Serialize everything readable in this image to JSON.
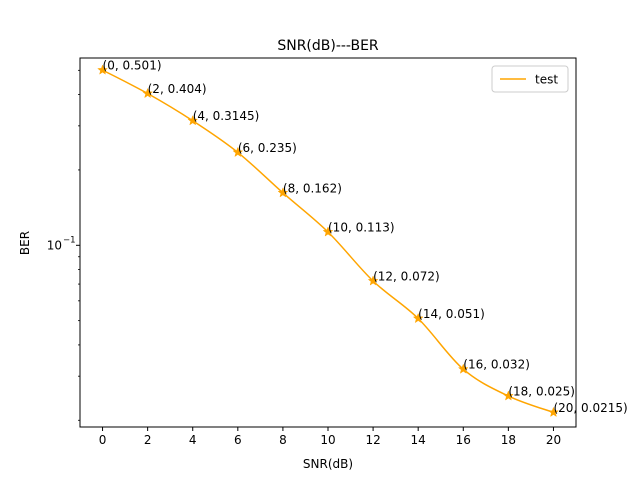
{
  "chart_data": {
    "type": "line",
    "title": "SNR(dB)---BER",
    "xlabel": "SNR(dB)",
    "ylabel": "BER",
    "y_scale": "log",
    "xlim": [
      -1,
      21
    ],
    "ylim": [
      0.0188,
      0.56
    ],
    "x_ticks": [
      0,
      2,
      4,
      6,
      8,
      10,
      12,
      14,
      16,
      18,
      20
    ],
    "x_tick_labels": [
      "0",
      "2",
      "4",
      "6",
      "8",
      "10",
      "12",
      "14",
      "16",
      "18",
      "20"
    ],
    "y_major_ticks": [
      0.1
    ],
    "y_major_tick_labels": [
      "10"
    ],
    "y_major_tick_exponents": [
      "−1"
    ],
    "y_minor_ticks": [
      0.02,
      0.03,
      0.04,
      0.05,
      0.06,
      0.07,
      0.08,
      0.09,
      0.2,
      0.3,
      0.4,
      0.5
    ],
    "grid": false,
    "legend_position": "top-right",
    "series": [
      {
        "name": "test",
        "color": "#FFA500",
        "marker": "star",
        "x": [
          0,
          2,
          4,
          6,
          8,
          10,
          12,
          14,
          16,
          18,
          20
        ],
        "y": [
          0.501,
          0.404,
          0.3145,
          0.235,
          0.162,
          0.113,
          0.072,
          0.051,
          0.032,
          0.025,
          0.0215
        ]
      }
    ],
    "annotations": [
      "(0, 0.501)",
      "(2, 0.404)",
      "(4, 0.3145)",
      "(6, 0.235)",
      "(8, 0.162)",
      "(10, 0.113)",
      "(12, 0.072)",
      "(14, 0.051)",
      "(16, 0.032)",
      "(18, 0.025)",
      "(20, 0.0215)"
    ]
  }
}
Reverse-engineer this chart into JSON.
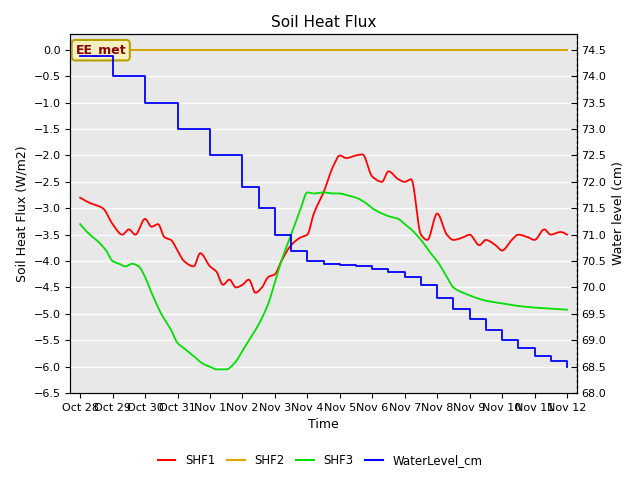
{
  "title": "Soil Heat Flux",
  "ylabel_left": "Soil Heat Flux (W/m2)",
  "ylabel_right": "Water level (cm)",
  "xlabel": "Time",
  "ylim_left": [
    -6.5,
    0.3
  ],
  "ylim_right": [
    68.0,
    74.8
  ],
  "plot_bg_color": "#e8e8e8",
  "ee_met_label": "EE_met",
  "ee_met_color": "#d4a800",
  "x_tick_labels": [
    "Oct 28",
    "Oct 29",
    "Oct 30",
    "Oct 31",
    "Nov 1",
    "Nov 2",
    "Nov 3",
    "Nov 4",
    "Nov 5",
    "Nov 6",
    "Nov 7",
    "Nov 8",
    "Nov 9",
    "Nov 10",
    "Nov 11",
    "Nov 12"
  ],
  "shf1_color": "#ff0000",
  "shf2_color": "#ffa500",
  "shf3_color": "#00dd00",
  "water_color": "#0000ff",
  "legend_labels": [
    "SHF1",
    "SHF2",
    "SHF3",
    "WaterLevel_cm"
  ],
  "grid_color": "#ffffff",
  "ee_met_box_color": "#f5f0c0",
  "ee_met_edge_color": "#b8a000"
}
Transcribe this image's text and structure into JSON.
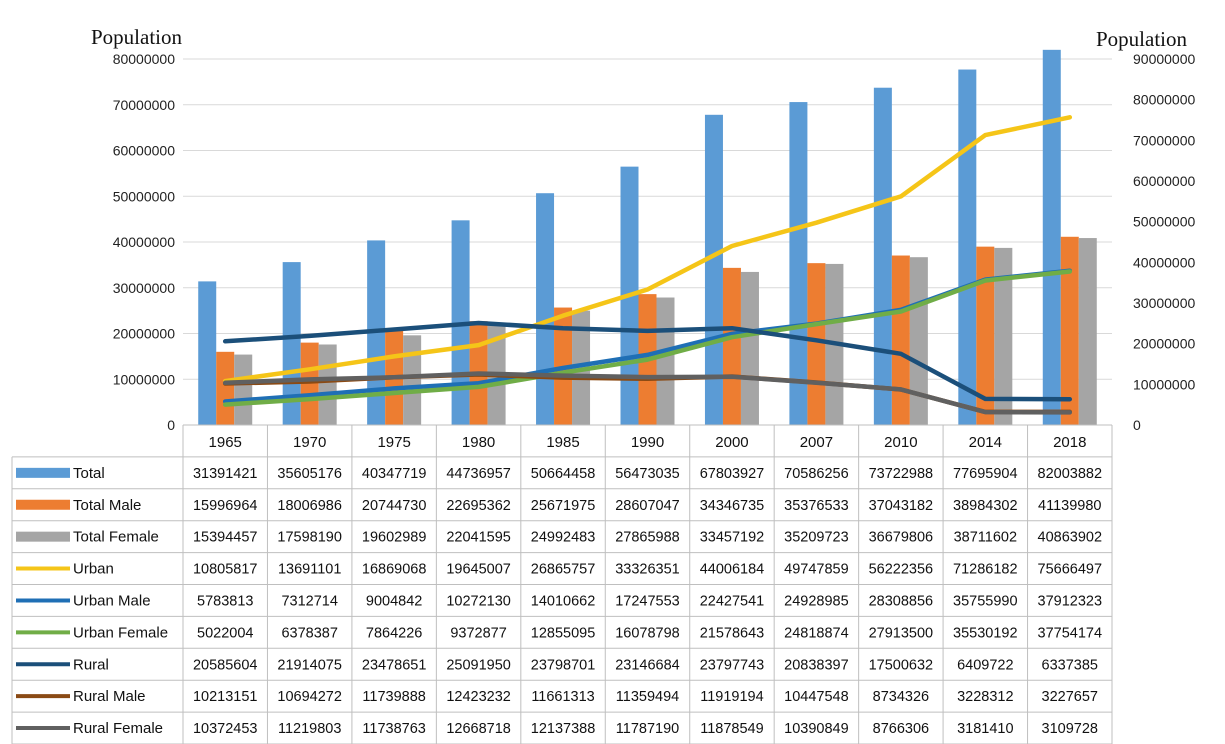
{
  "chart_data": {
    "type": "bar",
    "ylabel_left": "Population",
    "ylabel_right": "Population",
    "ylim_left": [
      0,
      80000000
    ],
    "ylim_right": [
      0,
      90000000
    ],
    "yticks_left": [
      "0",
      "10000000",
      "20000000",
      "30000000",
      "40000000",
      "50000000",
      "60000000",
      "70000000",
      "80000000"
    ],
    "yticks_right": [
      "0",
      "10000000",
      "20000000",
      "30000000",
      "40000000",
      "50000000",
      "60000000",
      "70000000",
      "80000000",
      "90000000"
    ],
    "grid": true,
    "legend": "data-table",
    "categories": [
      "1965",
      "1970",
      "1975",
      "1980",
      "1985",
      "1990",
      "2000",
      "2007",
      "2010",
      "2014",
      "2018"
    ],
    "series": [
      {
        "name": "Total",
        "kind": "bar",
        "axis": "left",
        "color": "#5b9bd5",
        "values": [
          31391421,
          35605176,
          40347719,
          44736957,
          50664458,
          56473035,
          67803927,
          70586256,
          73722988,
          77695904,
          82003882
        ]
      },
      {
        "name": "Total Male",
        "kind": "bar",
        "axis": "left",
        "color": "#ed7d31",
        "values": [
          15996964,
          18006986,
          20744730,
          22695362,
          25671975,
          28607047,
          34346735,
          35376533,
          37043182,
          38984302,
          41139980
        ]
      },
      {
        "name": "Total Female",
        "kind": "bar",
        "axis": "left",
        "color": "#a5a5a5",
        "values": [
          15394457,
          17598190,
          19602989,
          22041595,
          24992483,
          27865988,
          33457192,
          35209723,
          36679806,
          38711602,
          40863902
        ]
      },
      {
        "name": "Urban",
        "kind": "line",
        "axis": "right",
        "color": "#f5c518",
        "values": [
          10805817,
          13691101,
          16869068,
          19645007,
          26865757,
          33326351,
          44006184,
          49747859,
          56222356,
          71286182,
          75666497
        ]
      },
      {
        "name": "Urban Male",
        "kind": "line",
        "axis": "right",
        "color": "#1f6fb5",
        "values": [
          5783813,
          7312714,
          9004842,
          10272130,
          14010662,
          17247553,
          22427541,
          24928985,
          28308856,
          35755990,
          37912323
        ]
      },
      {
        "name": "Urban Female",
        "kind": "line",
        "axis": "right",
        "color": "#70ad47",
        "values": [
          5022004,
          6378387,
          7864226,
          9372877,
          12855095,
          16078798,
          21578643,
          24818874,
          27913500,
          35530192,
          37754174
        ]
      },
      {
        "name": "Rural",
        "kind": "line",
        "axis": "right",
        "color": "#1b4f7a",
        "values": [
          20585604,
          21914075,
          23478651,
          25091950,
          23798701,
          23146684,
          23797743,
          20838397,
          17500632,
          6409722,
          6337385
        ]
      },
      {
        "name": "Rural Male",
        "kind": "line",
        "axis": "right",
        "color": "#8a4a14",
        "values": [
          10213151,
          10694272,
          11739888,
          12423232,
          11661313,
          11359494,
          11919194,
          10447548,
          8734326,
          3228312,
          3227657
        ]
      },
      {
        "name": "Rural Female",
        "kind": "line",
        "axis": "right",
        "color": "#606060",
        "values": [
          10372453,
          11219803,
          11738763,
          12668718,
          12137388,
          11787190,
          11878549,
          10390849,
          8766306,
          3181410,
          3109728
        ]
      }
    ]
  }
}
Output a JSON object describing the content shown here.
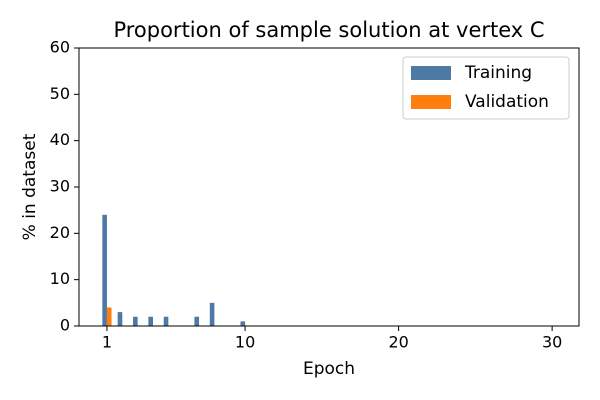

**SHORT PROBLEM**
Skip the pictures, then retype every line above exactly.

**THE COMPLETED TASK**
Serialize everything readable in this image to JSON.
{
  "chart_data": {
    "type": "line",
    "title": "SNR(dB)---BER",
    "xlabel": "SNR(dB)",
    "ylabel": "BER",
    "y_scale": "log",
    "xlim": [
      -1,
      21
    ],
    "ylim": [
      0.0188,
      0.56
    ],
    "x_ticks": [
      0,
      2,
      4,
      6,
      8,
      10,
      12,
      14,
      16,
      18,
      20
    ],
    "x_tick_labels": [
      "0",
      "2",
      "4",
      "6",
      "8",
      "10",
      "12",
      "14",
      "16",
      "18",
      "20"
    ],
    "y_major_ticks": [
      0.1
    ],
    "y_major_tick_labels": [
      "10"
    ],
    "y_major_tick_exponents": [
      "−1"
    ],
    "y_minor_ticks": [
      0.02,
      0.03,
      0.04,
      0.05,
      0.06,
      0.07,
      0.08,
      0.09,
      0.2,
      0.3,
      0.4,
      0.5
    ],
    "grid": false,
    "legend_position": "top-right",
    "series": [
      {
        "name": "test",
        "color": "#FFA500",
        "marker": "star",
        "x": [
          0,
          2,
          4,
          6,
          8,
          10,
          12,
          14,
          16,
          18,
          20
        ],
        "y": [
          0.501,
          0.404,
          0.3145,
          0.235,
          0.162,
          0.113,
          0.072,
          0.051,
          0.032,
          0.025,
          0.0215
        ]
      }
    ],
    "annotations": [
      "(0, 0.501)",
      "(2, 0.404)",
      "(4, 0.3145)",
      "(6, 0.235)",
      "(8, 0.162)",
      "(10, 0.113)",
      "(12, 0.072)",
      "(14, 0.051)",
      "(16, 0.032)",
      "(18, 0.025)",
      "(20, 0.0215)"
    ]
  }
}
Reverse-engineer this chart into JSON.
{
  "title": "Soil Heat Flux",
  "ylabel_left": "Soil Heat Flux (W/m2)",
  "ylabel_right": "Water level (cm)",
  "xlabel": "Time",
  "ylim_left": [
    -6.5,
    0.3
  ],
  "ylim_right": [
    68.0,
    74.8
  ],
  "plot_bg_color": "#e8e8e8",
  "ee_met_label": "EE_met",
  "ee_met_color": "#d4a800",
  "x_tick_labels": [
    "Oct 28",
    "Oct 29",
    "Oct 30",
    "Oct 31",
    "Nov 1",
    "Nov 2",
    "Nov 3",
    "Nov 4",
    "Nov 5",
    "Nov 6",
    "Nov 7",
    "Nov 8",
    "Nov 9",
    "Nov 10",
    "Nov 11",
    "Nov 12"
  ],
  "shf1_color": "#ff0000",
  "shf2_color": "#ffa500",
  "shf3_color": "#00dd00",
  "water_color": "#0000ff",
  "legend_labels": [
    "SHF1",
    "SHF2",
    "SHF3",
    "WaterLevel_cm"
  ],
  "grid_color": "#ffffff",
  "ee_met_box_color": "#f5f0c0",
  "ee_met_edge_color": "#b8a000"
}
Transcribe this image's text and structure into JSON.
{
  "chart_data": {
    "type": "bar",
    "ylabel_left": "Population",
    "ylabel_right": "Population",
    "ylim_left": [
      0,
      80000000
    ],
    "ylim_right": [
      0,
      90000000
    ],
    "yticks_left": [
      "0",
      "10000000",
      "20000000",
      "30000000",
      "40000000",
      "50000000",
      "60000000",
      "70000000",
      "80000000"
    ],
    "yticks_right": [
      "0",
      "10000000",
      "20000000",
      "30000000",
      "40000000",
      "50000000",
      "60000000",
      "70000000",
      "80000000",
      "90000000"
    ],
    "grid": true,
    "legend": "data-table",
    "categories": [
      "1965",
      "1970",
      "1975",
      "1980",
      "1985",
      "1990",
      "2000",
      "2007",
      "2010",
      "2014",
      "2018"
    ],
    "series": [
      {
        "name": "Total",
        "kind": "bar",
        "axis": "left",
        "color": "#5b9bd5",
        "values": [
          31391421,
          35605176,
          40347719,
          44736957,
          50664458,
          56473035,
          67803927,
          70586256,
          73722988,
          77695904,
          82003882
        ]
      },
      {
        "name": "Total Male",
        "kind": "bar",
        "axis": "left",
        "color": "#ed7d31",
        "values": [
          15996964,
          18006986,
          20744730,
          22695362,
          25671975,
          28607047,
          34346735,
          35376533,
          37043182,
          38984302,
          41139980
        ]
      },
      {
        "name": "Total Female",
        "kind": "bar",
        "axis": "left",
        "color": "#a5a5a5",
        "values": [
          15394457,
          17598190,
          19602989,
          22041595,
          24992483,
          27865988,
          33457192,
          35209723,
          36679806,
          38711602,
          40863902
        ]
      },
      {
        "name": "Urban",
        "kind": "line",
        "axis": "right",
        "color": "#f5c518",
        "values": [
          10805817,
          13691101,
          16869068,
          19645007,
          26865757,
          33326351,
          44006184,
          49747859,
          56222356,
          71286182,
          75666497
        ]
      },
      {
        "name": "Urban Male",
        "kind": "line",
        "axis": "right",
        "color": "#1f6fb5",
        "values": [
          5783813,
          7312714,
          9004842,
          10272130,
          14010662,
          17247553,
          22427541,
          24928985,
          28308856,
          35755990,
          37912323
        ]
      },
      {
        "name": "Urban Female",
        "kind": "line",
        "axis": "right",
        "color": "#70ad47",
        "values": [
          5022004,
          6378387,
          7864226,
          9372877,
          12855095,
          16078798,
          21578643,
          24818874,
          27913500,
          35530192,
          37754174
        ]
      },
      {
        "name": "Rural",
        "kind": "line",
        "axis": "right",
        "color": "#1b4f7a",
        "values": [
          20585604,
          21914075,
          23478651,
          25091950,
          23798701,
          23146684,
          23797743,
          20838397,
          17500632,
          6409722,
          6337385
        ]
      },
      {
        "name": "Rural Male",
        "kind": "line",
        "axis": "right",
        "color": "#8a4a14",
        "values": [
          10213151,
          10694272,
          11739888,
          12423232,
          11661313,
          11359494,
          11919194,
          10447548,
          8734326,
          3228312,
          3227657
        ]
      },
      {
        "name": "Rural Female",
        "kind": "line",
        "axis": "right",
        "color": "#606060",
        "values": [
          10372453,
          11219803,
          11738763,
          12668718,
          12137388,
          11787190,
          11878549,
          10390849,
          8766306,
          3181410,
          3109728
        ]
      }
    ]
  }
}
Output a JSON object describing the content shown here.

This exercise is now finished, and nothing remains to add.